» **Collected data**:
====

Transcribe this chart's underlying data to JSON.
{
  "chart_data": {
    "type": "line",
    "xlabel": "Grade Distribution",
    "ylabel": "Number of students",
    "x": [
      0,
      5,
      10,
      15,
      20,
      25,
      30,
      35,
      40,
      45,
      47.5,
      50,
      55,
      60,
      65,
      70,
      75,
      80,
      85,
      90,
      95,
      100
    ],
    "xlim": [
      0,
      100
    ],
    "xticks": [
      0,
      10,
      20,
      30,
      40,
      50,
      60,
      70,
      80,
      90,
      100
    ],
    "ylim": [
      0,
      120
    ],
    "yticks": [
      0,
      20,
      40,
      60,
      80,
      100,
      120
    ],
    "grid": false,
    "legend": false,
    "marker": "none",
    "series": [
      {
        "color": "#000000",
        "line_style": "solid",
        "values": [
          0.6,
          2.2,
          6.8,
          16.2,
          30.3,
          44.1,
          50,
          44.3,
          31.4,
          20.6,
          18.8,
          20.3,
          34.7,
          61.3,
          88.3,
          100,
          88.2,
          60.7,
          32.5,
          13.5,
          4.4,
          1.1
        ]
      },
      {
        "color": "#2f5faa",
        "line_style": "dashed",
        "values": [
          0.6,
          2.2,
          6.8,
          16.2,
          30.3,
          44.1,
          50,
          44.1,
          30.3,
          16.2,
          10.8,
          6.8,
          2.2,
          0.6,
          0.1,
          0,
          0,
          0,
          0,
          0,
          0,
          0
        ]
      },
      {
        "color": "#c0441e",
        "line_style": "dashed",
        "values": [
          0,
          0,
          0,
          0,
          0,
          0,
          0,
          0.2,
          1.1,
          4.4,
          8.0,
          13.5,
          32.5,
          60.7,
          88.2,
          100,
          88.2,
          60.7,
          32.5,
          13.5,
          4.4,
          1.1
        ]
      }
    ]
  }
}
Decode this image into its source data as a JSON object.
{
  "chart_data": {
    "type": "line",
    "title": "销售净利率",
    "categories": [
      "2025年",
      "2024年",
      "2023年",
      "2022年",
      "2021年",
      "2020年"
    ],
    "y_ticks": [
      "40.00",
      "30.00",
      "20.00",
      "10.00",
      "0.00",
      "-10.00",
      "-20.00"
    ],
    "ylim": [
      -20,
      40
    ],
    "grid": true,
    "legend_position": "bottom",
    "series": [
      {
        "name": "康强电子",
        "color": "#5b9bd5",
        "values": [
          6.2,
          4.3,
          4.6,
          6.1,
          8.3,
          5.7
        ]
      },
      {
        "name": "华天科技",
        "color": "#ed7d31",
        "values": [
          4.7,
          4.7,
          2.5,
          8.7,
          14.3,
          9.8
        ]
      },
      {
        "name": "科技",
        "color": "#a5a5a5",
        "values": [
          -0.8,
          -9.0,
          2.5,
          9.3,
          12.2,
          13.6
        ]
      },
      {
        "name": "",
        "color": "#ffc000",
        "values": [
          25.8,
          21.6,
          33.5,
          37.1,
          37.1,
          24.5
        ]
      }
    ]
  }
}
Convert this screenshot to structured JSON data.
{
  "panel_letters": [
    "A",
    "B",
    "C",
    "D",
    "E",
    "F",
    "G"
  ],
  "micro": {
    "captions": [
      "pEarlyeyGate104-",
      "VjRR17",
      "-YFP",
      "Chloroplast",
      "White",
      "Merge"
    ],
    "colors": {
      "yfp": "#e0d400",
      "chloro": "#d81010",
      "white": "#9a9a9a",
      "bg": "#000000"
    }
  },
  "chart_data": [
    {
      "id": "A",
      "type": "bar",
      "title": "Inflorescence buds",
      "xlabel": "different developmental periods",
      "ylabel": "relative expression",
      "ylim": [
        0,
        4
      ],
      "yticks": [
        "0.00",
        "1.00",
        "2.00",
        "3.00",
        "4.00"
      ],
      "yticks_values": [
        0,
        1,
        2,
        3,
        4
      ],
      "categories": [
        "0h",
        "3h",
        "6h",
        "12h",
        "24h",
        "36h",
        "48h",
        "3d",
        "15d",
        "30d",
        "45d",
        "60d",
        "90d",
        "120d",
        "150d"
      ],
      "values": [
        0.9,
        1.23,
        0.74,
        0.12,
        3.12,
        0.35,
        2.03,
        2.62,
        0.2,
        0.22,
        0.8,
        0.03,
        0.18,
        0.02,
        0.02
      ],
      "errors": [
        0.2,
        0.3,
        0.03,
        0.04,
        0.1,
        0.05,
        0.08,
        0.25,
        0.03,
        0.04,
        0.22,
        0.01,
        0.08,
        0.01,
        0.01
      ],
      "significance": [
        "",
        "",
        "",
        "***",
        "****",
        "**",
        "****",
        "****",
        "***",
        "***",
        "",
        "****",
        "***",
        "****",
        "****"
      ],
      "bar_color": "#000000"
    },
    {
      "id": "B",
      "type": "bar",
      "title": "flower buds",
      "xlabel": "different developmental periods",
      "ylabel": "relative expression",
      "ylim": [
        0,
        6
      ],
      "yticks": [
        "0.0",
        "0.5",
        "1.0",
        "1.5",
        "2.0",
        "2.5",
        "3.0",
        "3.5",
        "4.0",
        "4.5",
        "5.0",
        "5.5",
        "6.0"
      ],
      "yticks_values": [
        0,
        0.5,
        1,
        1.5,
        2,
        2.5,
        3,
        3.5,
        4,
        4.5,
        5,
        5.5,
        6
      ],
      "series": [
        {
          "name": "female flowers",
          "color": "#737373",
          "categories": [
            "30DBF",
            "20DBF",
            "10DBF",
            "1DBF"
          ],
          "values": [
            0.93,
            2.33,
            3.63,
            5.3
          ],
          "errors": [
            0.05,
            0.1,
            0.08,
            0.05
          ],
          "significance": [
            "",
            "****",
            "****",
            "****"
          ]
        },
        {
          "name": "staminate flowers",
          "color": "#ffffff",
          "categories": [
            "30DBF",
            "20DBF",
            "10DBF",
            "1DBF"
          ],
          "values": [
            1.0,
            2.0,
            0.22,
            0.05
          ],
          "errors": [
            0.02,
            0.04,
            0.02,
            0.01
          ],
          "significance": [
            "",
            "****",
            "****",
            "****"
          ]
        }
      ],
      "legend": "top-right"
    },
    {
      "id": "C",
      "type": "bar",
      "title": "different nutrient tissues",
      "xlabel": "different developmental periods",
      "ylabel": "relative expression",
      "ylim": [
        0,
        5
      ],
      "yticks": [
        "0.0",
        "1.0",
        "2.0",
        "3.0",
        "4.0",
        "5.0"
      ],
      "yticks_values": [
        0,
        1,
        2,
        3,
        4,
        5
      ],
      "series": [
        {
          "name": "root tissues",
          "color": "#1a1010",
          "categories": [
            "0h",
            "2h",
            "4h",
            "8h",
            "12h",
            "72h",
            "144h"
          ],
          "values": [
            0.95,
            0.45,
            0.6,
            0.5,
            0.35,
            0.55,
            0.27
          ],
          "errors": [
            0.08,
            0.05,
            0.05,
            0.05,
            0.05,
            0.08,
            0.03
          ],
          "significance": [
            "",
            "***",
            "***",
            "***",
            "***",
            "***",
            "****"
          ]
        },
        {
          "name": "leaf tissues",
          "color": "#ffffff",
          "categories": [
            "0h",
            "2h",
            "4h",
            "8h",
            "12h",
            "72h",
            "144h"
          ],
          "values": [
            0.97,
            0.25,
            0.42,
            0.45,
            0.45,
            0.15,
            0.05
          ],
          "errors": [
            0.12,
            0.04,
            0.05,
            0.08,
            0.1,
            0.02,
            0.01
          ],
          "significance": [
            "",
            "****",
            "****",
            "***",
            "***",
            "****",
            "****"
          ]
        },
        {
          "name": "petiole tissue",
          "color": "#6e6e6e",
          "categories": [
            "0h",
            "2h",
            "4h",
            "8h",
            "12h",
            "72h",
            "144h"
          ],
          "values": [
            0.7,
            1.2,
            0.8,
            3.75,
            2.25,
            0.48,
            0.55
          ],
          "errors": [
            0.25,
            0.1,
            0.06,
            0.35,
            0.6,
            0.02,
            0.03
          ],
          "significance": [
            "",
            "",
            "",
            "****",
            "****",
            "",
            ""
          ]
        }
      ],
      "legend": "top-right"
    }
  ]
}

====

» **THE PROBLEM**: Copy and report every line where the word "name" is present.

» **EXERCISE SOLUTION**:
        "name": "康强电子",
        "name": "华天科技",
        "name": "科技",
        "name": "",
          "name": "female flowers",
          "name": "staminate flowers",
          "name": "root tissues",
          "name": "leaf tissues",
          "name": "petiole tissue",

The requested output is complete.